>> Start DATA ROWS

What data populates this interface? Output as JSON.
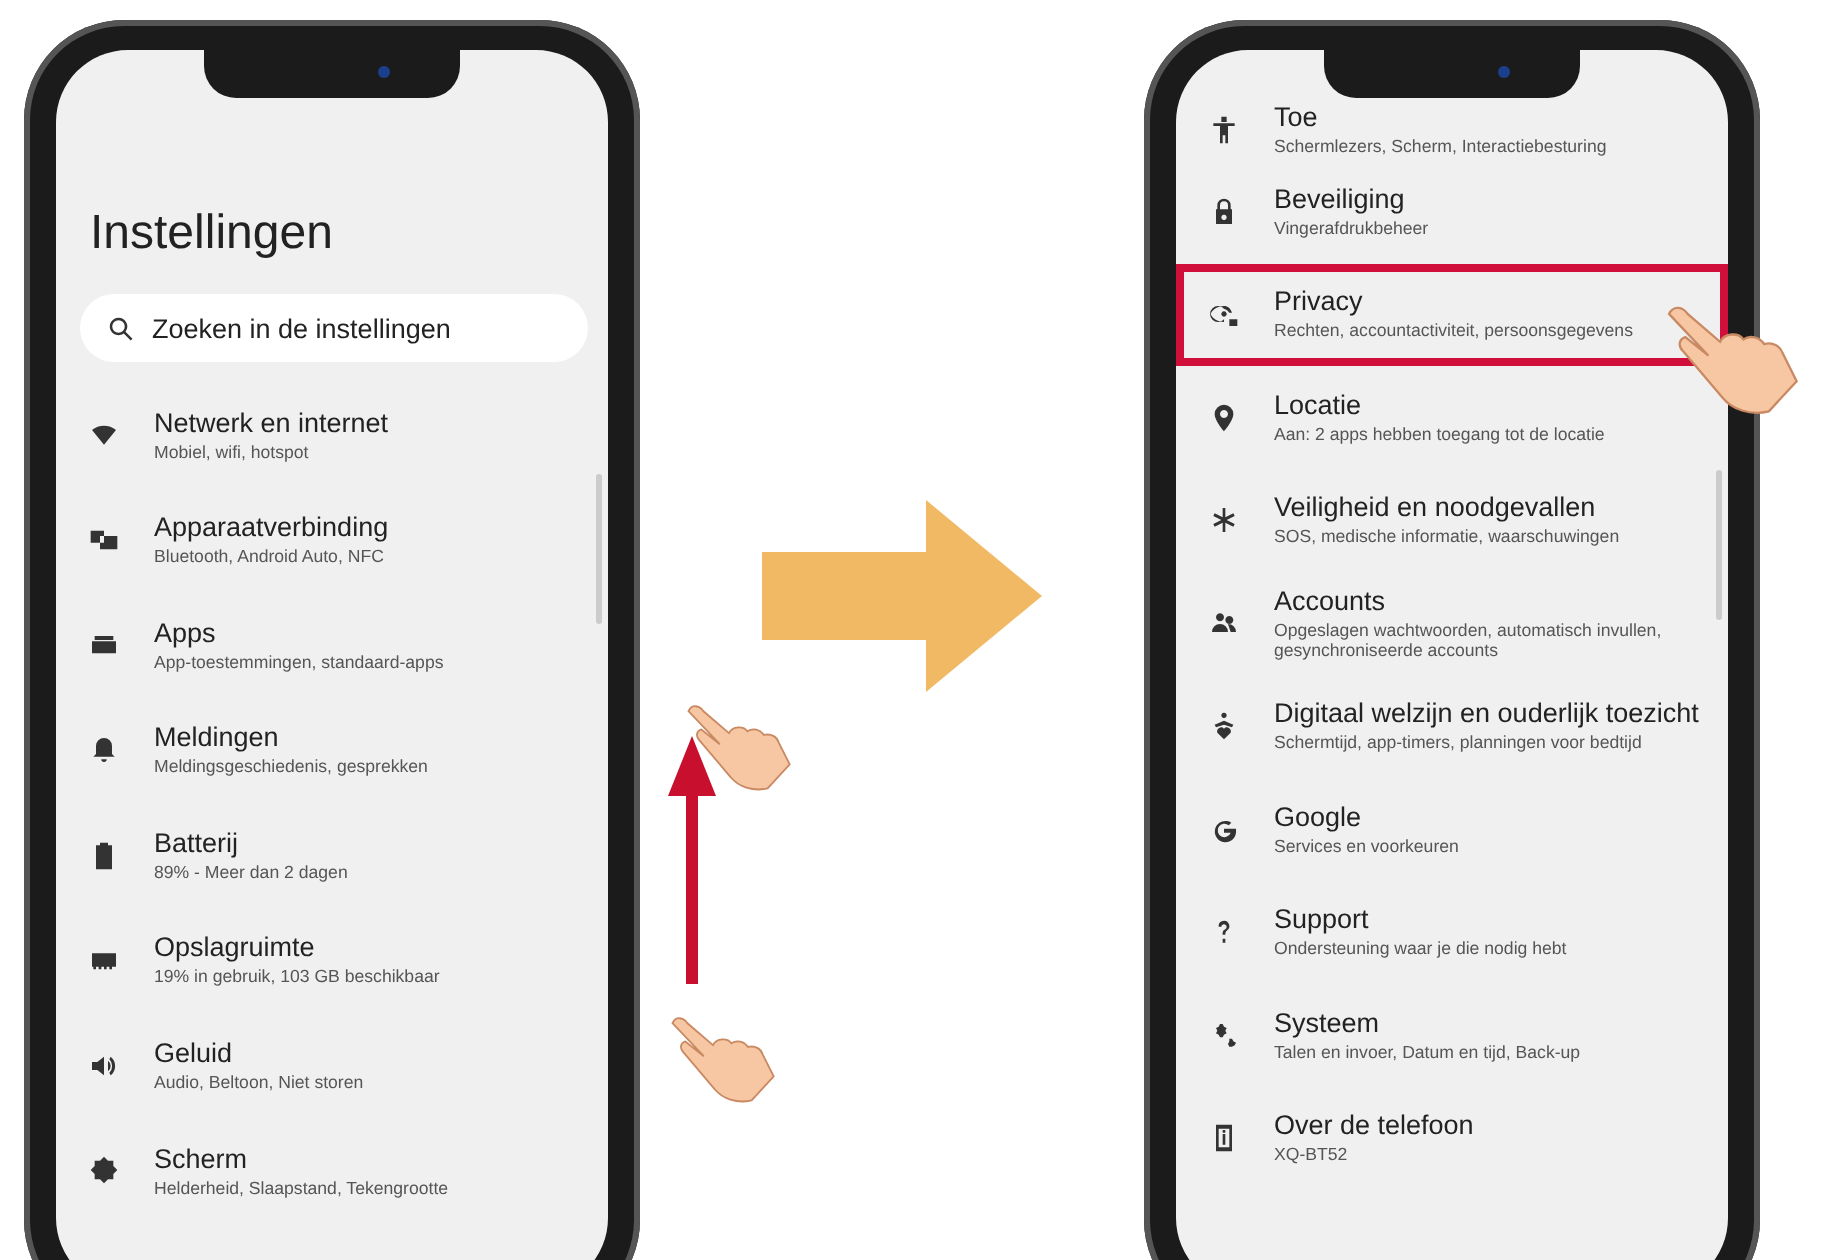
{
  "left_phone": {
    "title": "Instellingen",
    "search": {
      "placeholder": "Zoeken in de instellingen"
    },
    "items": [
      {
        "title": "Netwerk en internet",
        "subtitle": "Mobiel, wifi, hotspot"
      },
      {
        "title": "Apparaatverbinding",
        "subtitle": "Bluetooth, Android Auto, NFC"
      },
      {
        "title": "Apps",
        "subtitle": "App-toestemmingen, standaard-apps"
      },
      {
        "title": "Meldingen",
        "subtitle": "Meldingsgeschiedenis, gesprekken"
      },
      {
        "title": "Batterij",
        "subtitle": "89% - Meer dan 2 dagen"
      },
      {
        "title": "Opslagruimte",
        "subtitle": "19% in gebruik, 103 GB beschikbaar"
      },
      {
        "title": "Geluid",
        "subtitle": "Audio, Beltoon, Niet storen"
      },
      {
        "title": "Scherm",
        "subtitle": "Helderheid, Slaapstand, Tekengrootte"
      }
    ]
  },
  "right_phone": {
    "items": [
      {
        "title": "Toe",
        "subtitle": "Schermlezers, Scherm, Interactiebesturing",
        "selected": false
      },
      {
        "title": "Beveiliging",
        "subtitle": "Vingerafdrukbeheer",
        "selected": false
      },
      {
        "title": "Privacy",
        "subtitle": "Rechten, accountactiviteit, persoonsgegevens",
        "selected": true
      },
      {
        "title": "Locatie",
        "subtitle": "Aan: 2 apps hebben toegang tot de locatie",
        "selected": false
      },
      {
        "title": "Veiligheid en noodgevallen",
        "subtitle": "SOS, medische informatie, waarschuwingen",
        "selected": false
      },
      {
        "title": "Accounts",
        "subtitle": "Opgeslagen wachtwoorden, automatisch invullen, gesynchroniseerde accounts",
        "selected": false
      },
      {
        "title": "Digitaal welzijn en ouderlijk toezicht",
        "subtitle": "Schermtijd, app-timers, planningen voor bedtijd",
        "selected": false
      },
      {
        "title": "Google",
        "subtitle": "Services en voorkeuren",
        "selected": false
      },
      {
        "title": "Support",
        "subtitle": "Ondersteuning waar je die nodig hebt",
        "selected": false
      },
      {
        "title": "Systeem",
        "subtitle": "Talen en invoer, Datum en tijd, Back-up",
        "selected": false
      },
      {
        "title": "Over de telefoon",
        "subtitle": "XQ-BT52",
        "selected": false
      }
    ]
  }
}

>> End DATA ROWS
>> Start DATA ROWS

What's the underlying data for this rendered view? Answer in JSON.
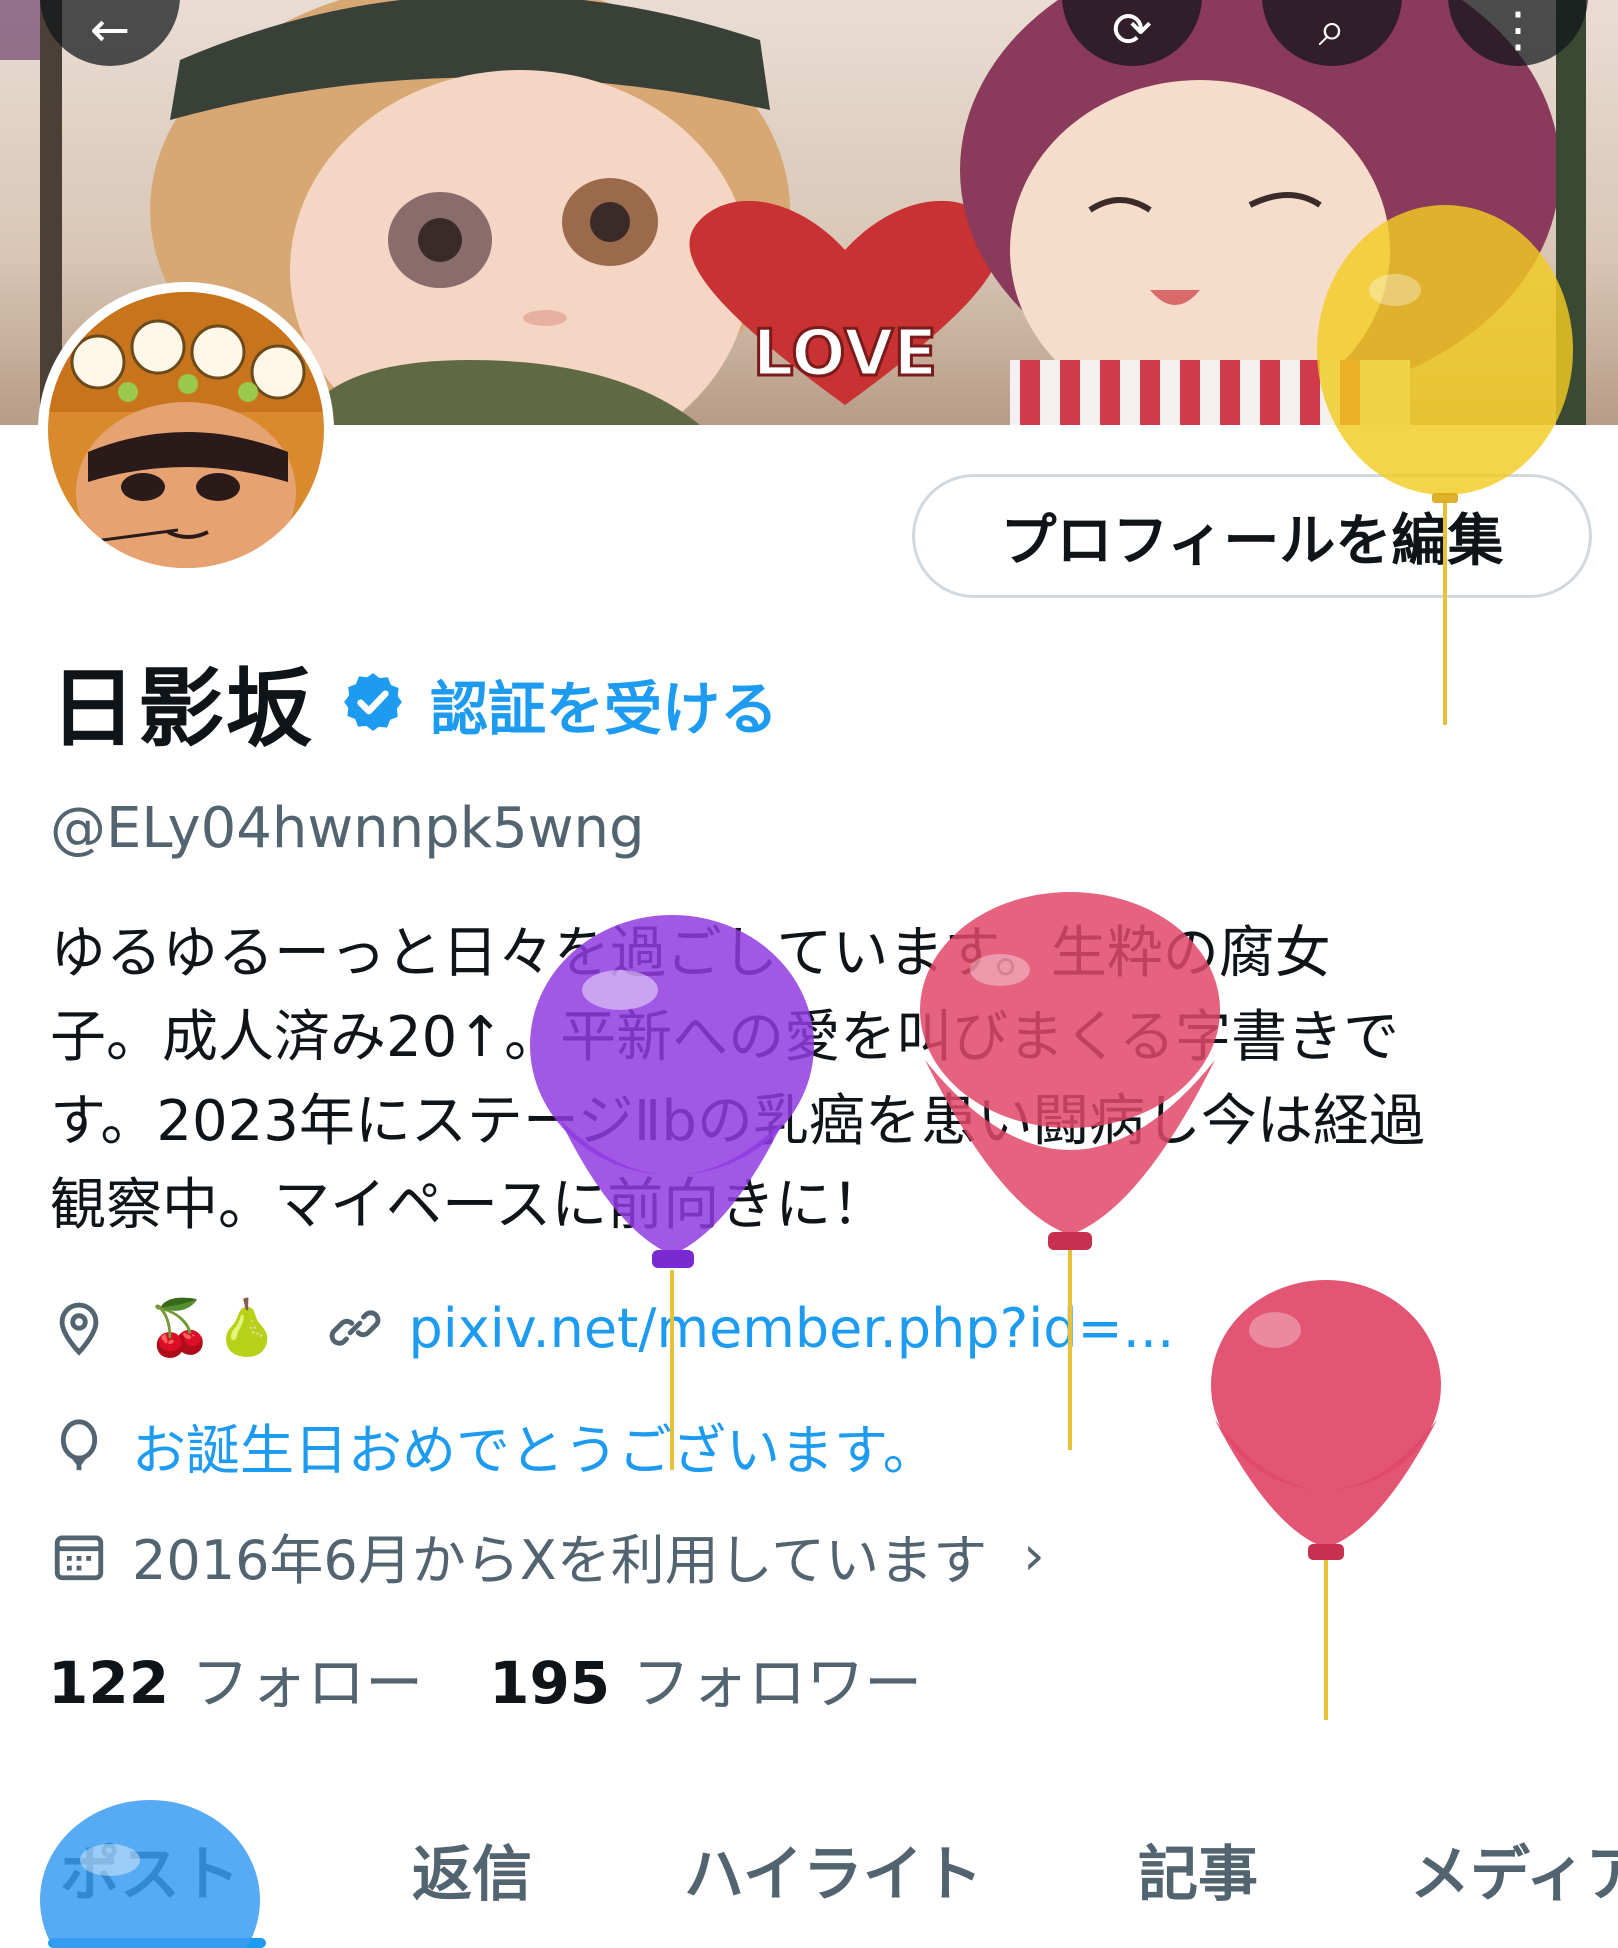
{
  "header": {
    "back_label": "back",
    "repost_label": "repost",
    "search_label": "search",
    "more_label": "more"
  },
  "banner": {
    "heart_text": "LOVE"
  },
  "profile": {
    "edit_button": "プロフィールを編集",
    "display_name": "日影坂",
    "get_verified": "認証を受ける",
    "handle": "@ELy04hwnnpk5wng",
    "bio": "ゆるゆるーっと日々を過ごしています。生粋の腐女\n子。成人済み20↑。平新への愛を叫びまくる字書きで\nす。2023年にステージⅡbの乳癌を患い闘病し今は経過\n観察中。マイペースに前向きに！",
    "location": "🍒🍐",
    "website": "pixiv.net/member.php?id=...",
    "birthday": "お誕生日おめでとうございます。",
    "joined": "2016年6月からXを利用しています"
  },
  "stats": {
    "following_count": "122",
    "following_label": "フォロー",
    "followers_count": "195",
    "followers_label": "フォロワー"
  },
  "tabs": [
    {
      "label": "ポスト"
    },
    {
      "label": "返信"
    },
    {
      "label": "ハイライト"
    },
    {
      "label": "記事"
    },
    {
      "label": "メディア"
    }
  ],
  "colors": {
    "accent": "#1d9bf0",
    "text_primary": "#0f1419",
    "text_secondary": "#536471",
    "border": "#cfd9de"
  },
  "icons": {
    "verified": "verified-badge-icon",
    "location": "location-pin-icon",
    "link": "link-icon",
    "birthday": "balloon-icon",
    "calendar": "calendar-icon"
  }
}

>> End DATA ROWS

#### REQUIRED TASK:
Return all lines containing the word "JSON".

#### RESPONSE:
What data populates this interface? Output as JSON.
What's the underlying data for this rendered view? Answer in JSON.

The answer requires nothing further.